▶ _What you need to do_
Check every line below for the string "name", and copy the lines that contain it.

▶ _Data for this exercise_

START

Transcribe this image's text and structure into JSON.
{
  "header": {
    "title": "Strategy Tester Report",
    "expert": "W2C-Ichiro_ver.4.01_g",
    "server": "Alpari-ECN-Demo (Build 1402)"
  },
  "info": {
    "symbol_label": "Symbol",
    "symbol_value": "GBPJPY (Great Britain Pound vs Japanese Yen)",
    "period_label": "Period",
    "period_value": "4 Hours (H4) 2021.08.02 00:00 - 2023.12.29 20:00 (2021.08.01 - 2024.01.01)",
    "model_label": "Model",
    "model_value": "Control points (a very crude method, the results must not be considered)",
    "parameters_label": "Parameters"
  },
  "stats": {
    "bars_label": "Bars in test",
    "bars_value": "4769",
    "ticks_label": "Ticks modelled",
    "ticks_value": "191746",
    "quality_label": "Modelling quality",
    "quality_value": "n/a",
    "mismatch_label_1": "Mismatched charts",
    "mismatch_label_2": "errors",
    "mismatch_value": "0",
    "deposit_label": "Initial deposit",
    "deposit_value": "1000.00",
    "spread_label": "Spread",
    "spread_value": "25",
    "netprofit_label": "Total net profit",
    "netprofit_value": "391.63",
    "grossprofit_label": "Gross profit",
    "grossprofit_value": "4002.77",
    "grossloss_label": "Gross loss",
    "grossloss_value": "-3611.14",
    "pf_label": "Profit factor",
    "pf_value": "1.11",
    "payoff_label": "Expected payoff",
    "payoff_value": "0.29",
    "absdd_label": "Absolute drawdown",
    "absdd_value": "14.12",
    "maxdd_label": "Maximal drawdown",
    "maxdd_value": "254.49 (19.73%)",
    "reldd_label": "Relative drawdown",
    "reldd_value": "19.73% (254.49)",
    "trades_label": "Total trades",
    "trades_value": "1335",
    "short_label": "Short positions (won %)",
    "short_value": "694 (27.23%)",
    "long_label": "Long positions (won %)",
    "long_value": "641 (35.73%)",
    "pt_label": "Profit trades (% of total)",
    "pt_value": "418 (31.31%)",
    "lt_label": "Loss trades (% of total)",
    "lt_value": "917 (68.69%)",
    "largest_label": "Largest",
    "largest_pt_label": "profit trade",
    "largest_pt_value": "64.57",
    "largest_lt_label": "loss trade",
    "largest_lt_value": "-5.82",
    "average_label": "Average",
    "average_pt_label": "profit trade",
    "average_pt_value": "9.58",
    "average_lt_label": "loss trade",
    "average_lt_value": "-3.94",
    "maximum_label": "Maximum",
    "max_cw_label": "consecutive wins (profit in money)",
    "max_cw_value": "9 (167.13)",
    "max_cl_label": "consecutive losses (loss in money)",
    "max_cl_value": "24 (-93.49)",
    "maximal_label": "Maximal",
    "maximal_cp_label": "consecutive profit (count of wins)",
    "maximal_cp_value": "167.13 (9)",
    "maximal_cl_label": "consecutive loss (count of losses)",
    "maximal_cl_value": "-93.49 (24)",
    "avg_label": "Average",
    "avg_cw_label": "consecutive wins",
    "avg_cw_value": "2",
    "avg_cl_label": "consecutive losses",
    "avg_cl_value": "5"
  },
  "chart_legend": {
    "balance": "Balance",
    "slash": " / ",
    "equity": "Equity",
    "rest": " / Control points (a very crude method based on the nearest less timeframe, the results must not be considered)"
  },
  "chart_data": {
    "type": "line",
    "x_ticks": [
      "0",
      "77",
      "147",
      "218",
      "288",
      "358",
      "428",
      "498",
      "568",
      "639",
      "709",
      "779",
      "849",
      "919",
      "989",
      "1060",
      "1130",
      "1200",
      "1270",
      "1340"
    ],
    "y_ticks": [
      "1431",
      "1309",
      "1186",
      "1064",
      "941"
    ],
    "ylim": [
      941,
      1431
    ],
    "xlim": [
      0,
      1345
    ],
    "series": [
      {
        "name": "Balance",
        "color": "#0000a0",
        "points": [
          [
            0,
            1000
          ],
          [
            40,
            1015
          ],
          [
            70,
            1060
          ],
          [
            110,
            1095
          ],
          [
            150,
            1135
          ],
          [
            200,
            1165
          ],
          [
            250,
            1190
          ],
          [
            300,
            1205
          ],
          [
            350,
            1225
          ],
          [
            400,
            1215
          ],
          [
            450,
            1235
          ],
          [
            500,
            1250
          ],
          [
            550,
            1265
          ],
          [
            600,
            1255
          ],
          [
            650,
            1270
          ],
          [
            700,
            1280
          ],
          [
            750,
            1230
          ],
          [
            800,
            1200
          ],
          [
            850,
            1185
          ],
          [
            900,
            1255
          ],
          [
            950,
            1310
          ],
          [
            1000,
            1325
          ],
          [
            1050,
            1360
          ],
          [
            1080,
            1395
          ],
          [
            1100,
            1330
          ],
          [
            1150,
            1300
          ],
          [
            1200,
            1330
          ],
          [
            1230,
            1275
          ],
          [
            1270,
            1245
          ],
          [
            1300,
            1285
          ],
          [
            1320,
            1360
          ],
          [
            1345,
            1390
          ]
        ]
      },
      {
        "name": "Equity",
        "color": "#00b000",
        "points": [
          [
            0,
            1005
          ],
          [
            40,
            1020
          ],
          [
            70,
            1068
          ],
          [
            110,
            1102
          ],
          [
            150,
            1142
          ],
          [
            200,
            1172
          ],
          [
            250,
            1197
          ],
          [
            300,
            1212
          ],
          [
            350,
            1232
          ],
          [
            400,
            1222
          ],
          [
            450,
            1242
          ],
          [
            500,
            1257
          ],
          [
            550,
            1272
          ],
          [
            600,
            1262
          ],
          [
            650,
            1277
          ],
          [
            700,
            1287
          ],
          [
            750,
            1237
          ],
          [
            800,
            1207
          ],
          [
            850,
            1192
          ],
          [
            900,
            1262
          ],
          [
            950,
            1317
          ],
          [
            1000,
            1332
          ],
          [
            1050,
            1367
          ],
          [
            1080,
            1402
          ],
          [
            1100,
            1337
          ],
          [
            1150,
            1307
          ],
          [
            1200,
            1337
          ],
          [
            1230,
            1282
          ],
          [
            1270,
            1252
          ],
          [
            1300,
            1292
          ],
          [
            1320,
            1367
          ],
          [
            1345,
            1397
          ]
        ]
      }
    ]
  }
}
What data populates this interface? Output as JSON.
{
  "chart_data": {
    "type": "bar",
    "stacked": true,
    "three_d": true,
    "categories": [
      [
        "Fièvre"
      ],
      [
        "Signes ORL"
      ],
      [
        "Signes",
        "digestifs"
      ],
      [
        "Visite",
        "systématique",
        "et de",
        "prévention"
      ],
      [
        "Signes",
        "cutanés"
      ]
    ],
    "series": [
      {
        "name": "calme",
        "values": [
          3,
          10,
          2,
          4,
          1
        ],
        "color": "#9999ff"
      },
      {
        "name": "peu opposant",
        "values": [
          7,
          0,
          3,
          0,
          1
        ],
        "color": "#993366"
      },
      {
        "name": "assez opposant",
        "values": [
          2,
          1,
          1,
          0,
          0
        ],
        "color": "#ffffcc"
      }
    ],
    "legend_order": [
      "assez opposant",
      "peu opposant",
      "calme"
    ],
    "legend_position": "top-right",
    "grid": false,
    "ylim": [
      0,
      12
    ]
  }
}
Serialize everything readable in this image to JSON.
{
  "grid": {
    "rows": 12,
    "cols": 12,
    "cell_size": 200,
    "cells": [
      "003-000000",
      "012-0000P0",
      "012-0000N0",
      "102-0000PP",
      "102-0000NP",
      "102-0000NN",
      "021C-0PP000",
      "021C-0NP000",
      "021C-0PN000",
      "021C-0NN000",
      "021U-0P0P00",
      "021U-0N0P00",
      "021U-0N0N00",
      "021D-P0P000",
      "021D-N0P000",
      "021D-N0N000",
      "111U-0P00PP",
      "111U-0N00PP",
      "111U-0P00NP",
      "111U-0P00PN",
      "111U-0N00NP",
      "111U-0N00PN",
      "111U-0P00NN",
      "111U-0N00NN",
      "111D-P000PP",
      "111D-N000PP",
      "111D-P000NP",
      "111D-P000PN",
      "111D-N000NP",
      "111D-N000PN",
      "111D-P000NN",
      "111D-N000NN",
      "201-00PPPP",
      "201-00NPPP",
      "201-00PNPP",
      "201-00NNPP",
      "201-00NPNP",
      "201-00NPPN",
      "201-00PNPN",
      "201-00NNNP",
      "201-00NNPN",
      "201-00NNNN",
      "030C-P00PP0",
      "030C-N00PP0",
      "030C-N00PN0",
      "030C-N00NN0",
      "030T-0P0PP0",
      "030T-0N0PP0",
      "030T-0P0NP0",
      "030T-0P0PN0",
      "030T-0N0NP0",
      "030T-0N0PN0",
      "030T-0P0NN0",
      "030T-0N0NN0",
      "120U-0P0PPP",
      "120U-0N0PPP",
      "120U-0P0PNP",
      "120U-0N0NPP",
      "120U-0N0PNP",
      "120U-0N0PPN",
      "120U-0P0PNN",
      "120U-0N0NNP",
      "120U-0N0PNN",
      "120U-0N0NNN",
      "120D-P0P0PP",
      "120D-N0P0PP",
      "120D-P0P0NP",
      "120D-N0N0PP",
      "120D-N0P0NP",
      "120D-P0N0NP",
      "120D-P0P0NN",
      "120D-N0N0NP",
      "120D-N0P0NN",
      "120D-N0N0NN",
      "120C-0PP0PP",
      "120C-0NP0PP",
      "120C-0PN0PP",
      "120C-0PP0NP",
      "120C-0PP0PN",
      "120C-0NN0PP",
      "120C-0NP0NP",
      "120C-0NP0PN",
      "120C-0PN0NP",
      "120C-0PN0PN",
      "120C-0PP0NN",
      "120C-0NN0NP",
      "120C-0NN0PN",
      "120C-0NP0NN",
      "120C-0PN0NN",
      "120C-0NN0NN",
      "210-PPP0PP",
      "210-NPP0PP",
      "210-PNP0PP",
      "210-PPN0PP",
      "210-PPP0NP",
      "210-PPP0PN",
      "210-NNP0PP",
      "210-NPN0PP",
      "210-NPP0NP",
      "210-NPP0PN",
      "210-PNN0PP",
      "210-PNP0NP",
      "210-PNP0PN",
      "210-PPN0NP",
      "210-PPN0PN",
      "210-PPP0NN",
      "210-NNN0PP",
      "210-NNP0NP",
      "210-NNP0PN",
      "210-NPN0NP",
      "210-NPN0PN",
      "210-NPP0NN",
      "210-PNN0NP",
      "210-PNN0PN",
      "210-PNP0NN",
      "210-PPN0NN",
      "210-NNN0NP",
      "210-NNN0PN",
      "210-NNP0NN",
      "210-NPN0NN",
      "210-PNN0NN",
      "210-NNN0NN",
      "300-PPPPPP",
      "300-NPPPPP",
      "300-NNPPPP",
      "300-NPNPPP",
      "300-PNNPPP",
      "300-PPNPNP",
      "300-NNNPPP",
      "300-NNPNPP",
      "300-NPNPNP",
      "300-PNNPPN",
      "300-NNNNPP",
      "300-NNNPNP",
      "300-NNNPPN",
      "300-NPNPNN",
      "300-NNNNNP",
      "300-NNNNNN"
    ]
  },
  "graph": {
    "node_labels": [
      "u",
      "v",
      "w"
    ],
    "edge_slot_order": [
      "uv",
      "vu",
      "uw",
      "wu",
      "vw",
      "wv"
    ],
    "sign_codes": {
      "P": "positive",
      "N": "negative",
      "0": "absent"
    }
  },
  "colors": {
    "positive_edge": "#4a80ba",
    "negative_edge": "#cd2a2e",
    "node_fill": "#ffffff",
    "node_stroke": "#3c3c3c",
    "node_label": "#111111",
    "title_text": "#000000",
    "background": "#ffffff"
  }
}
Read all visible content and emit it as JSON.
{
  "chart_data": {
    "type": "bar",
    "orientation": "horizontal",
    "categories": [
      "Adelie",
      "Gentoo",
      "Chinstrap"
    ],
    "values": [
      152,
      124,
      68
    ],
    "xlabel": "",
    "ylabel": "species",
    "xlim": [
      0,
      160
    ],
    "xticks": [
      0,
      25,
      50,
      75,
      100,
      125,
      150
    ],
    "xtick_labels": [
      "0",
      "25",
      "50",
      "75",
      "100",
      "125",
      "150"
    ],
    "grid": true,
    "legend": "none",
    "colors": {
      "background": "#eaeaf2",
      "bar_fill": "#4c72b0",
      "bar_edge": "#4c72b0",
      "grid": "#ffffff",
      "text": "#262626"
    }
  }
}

END

▶ _Written response_
        "name": "Balance",
        "name": "Equity",
        "name": "calme",
        "name": "peu opposant",
        "name": "assez opposant",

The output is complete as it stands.